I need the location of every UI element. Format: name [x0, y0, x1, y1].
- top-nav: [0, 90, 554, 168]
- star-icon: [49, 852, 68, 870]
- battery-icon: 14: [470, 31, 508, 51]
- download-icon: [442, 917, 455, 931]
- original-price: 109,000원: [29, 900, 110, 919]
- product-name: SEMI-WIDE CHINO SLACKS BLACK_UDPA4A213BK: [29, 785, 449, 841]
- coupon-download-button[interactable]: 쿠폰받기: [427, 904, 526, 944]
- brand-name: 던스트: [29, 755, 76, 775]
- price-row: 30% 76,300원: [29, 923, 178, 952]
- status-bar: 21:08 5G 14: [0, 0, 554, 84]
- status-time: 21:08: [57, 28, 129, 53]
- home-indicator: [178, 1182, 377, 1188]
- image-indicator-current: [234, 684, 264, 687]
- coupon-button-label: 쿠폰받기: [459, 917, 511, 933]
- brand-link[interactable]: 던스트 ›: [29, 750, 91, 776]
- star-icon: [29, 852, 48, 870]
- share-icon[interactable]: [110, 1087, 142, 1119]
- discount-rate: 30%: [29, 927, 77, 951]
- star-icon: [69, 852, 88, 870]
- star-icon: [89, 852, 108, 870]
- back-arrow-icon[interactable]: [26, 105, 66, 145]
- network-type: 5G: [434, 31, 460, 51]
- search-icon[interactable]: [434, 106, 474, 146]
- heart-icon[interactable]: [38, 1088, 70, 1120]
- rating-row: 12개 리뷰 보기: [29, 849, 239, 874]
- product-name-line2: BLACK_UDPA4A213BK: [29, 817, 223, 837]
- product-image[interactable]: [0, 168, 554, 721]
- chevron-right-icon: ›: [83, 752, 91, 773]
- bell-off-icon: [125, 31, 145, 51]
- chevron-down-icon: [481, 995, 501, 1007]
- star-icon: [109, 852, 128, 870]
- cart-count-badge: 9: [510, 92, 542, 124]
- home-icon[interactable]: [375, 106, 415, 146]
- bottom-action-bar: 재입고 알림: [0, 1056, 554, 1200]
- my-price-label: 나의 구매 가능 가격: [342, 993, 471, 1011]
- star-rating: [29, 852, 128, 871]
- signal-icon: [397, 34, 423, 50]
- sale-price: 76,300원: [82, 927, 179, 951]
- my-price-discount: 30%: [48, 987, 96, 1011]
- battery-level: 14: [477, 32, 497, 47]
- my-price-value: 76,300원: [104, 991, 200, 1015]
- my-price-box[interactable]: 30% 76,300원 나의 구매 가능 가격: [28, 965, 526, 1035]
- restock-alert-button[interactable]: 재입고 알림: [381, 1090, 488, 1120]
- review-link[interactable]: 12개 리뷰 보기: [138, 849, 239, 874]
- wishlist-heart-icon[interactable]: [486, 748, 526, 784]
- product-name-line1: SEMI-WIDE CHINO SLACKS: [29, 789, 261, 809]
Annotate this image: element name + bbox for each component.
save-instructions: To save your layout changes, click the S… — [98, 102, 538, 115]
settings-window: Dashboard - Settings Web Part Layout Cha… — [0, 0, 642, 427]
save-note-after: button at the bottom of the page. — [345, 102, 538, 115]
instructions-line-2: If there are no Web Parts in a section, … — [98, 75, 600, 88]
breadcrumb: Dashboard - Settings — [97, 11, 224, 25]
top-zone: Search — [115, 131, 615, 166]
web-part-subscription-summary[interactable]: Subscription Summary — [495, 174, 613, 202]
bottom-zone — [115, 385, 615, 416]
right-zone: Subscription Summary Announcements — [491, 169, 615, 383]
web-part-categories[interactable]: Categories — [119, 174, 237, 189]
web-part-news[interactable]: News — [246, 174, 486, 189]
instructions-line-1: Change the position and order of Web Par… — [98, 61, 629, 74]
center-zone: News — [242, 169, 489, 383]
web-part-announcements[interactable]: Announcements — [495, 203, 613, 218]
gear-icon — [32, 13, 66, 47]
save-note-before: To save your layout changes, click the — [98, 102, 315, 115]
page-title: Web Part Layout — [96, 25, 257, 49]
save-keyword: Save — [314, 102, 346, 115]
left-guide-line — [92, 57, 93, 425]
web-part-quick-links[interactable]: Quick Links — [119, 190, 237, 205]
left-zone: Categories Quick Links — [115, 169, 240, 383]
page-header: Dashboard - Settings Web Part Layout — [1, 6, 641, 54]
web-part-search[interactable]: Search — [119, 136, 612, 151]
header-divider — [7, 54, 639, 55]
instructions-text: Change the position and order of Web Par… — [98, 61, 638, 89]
· · ·
Exercise directions ::
Render every line of the records above as a Markdown table with the columns No. and Text. Number each line in the No. column and omit blank lines.

Result of the exercise ::
| No. | Text |
|---|---|
| 1 | I need the location of every UI element. Format: name [x0, y0, x1, y1]. |
| 2 | - top-nav: [0, 90, 554, 168] |
| 3 | - star-icon: [49, 852, 68, 870] |
| 4 | - battery-icon: 14: [470, 31, 508, 51] |
| 5 | - download-icon: [442, 917, 455, 931] |
| 6 | - original-price: 109,000원: [29, 900, 110, 919] |
| 7 | - product-name: SEMI-WIDE CHINO SLACKS BLACK_UDPA4A213BK: [29, 785, 449, 841] |
| 8 | - coupon-download-button[interactable]: 쿠폰받기: [427, 904, 526, 944] |
| 9 | - brand-name: 던스트: [29, 755, 76, 775] |
| 10 | - price-row: 30% 76,300원: [29, 923, 178, 952] |
| 11 | - status-bar: 21:08 5G 14: [0, 0, 554, 84] |
| 12 | - status-time: 21:08: [57, 28, 129, 53] |
| 13 | - home-indicator: [178, 1182, 377, 1188] |
| 14 | - image-indicator-current: [234, 684, 264, 687] |
| 15 | - coupon-button-label: 쿠폰받기: [459, 917, 511, 933] |
| 16 | - brand-link[interactable]: 던스트 ›: [29, 750, 91, 776] |
| 17 | - star-icon: [29, 852, 48, 870] |
| 18 | - share-icon[interactable]: [110, 1087, 142, 1119] |
| 19 | - discount-rate: 30%: [29, 927, 77, 951] |
| 20 | - star-icon: [69, 852, 88, 870] |
| 21 | - star-icon: [89, 852, 108, 870] |
| 22 | - back-arrow-icon[interactable]: [26, 105, 66, 145] |
| 23 | - network-type: 5G: [434, 31, 460, 51] |
| 24 | - search-icon[interactable]: [434, 106, 474, 146] |
| 25 | - heart-icon[interactable]: [38, 1088, 70, 1120] |
| 26 | - rating-row: 12개 리뷰 보기: [29, 849, 239, 874] |
| 27 | - product-name-line2: BLACK_UDPA4A213BK: [29, 817, 223, 837] |
| 28 | - product-image[interactable]: [0, 168, 554, 721] |
| 29 | - chevron-right-icon: ›: [83, 752, 91, 773] |
| 30 | - bell-off-icon: [125, 31, 145, 51] |
| 31 | - chevron-down-icon: [481, 995, 501, 1007] |
| 32 | - star-icon: [109, 852, 128, 870] |
| 33 | - cart-count-badge: 9: [510, 92, 542, 124] |
| 34 | - home-icon[interactable]: [375, 106, 415, 146] |
| 35 | - bottom-action-bar: 재입고 알림: [0, 1056, 554, 1200] |
| 36 | - my-price-label: 나의 구매 가능 가격: [342, 993, 471, 1011] |
| 37 | - star-rating: [29, 852, 128, 871] |
| 38 | - signal-icon: [397, 34, 423, 50] |
| 39 | - sale-price: 76,300원: [82, 927, 179, 951] |
| 40 | - my-price-discount: 30%: [48, 987, 96, 1011] |
| 41 | - battery-level: 14: [477, 32, 497, 47] |
| 42 | - my-price-value: 76,300원: [104, 991, 200, 1015] |
| 43 | - my-price-box[interactable]: 30% 76,300원 나의 구매 가능 가격: [28, 965, 526, 1035] |
| 44 | - restock-alert-button[interactable]: 재입고 알림: [381, 1090, 488, 1120] |
| 45 | - review-link[interactable]: 12개 리뷰 보기: [138, 849, 239, 874] |
| 46 | - wishlist-heart-icon[interactable]: [486, 748, 526, 784] |
| 47 | - product-name-line1: SEMI-WIDE CHINO SLACKS: [29, 789, 261, 809] |
| 48 | Annotate this image: element name + bbox for each component. |
| 49 | save-instructions: To save your layout changes, click the S… — [98, 102, 538, 115] |
| 50 | settings-window: Dashboard - Settings Web Part Layout Cha… — [0, 0, 642, 427] |
| 51 | save-note-after: button at the bottom of the page. — [345, 102, 538, 115] |
| 52 | instructions-line-2: If there are no Web Parts in a section, … — [98, 75, 600, 88] |
| 53 | breadcrumb: Dashboard - Settings — [97, 11, 224, 25] |
| 54 | top-zone: Search — [115, 131, 615, 166] |
| 55 | web-part-subscription-summary[interactable]: Subscription Summary — [495, 174, 613, 202] |
| 56 | bottom-zone — [115, 385, 615, 416] |
| 57 | right-zone: Subscription Summary Announcements — [491, 169, 615, 383] |
| 58 | web-part-categories[interactable]: Categories — [119, 174, 237, 189] |
| 59 | web-part-news[interactable]: News — [246, 174, 486, 189] |
| 60 | instructions-line-1: Change the position and order of Web Par… — [98, 61, 629, 74] |
| 61 | center-zone: News — [242, 169, 489, 383] |
| 62 | web-part-announcements[interactable]: Announcements — [495, 203, 613, 218] |
| 63 | gear-icon — [32, 13, 66, 47] |
| 64 | save-note-before: To save your layout changes, click the — [98, 102, 315, 115] |
| 65 | page-title: Web Part Layout — [96, 25, 257, 49] |
| 66 | save-keyword: Save — [314, 102, 346, 115] |
| 67 | left-guide-line — [92, 57, 93, 425] |
| 68 | web-part-quick-links[interactable]: Quick Links — [119, 190, 237, 205] |
| 69 | left-zone: Categories Quick Links — [115, 169, 240, 383] |
| 70 | page-header: Dashboard - Settings Web Part Layout — [1, 6, 641, 54] |
| 71 | web-part-search[interactable]: Search — [119, 136, 612, 151] |
| 72 | header-divider — [7, 54, 639, 55] |
| 73 | instructions-text: Change the position and order of Web Par… — [98, 61, 638, 89] |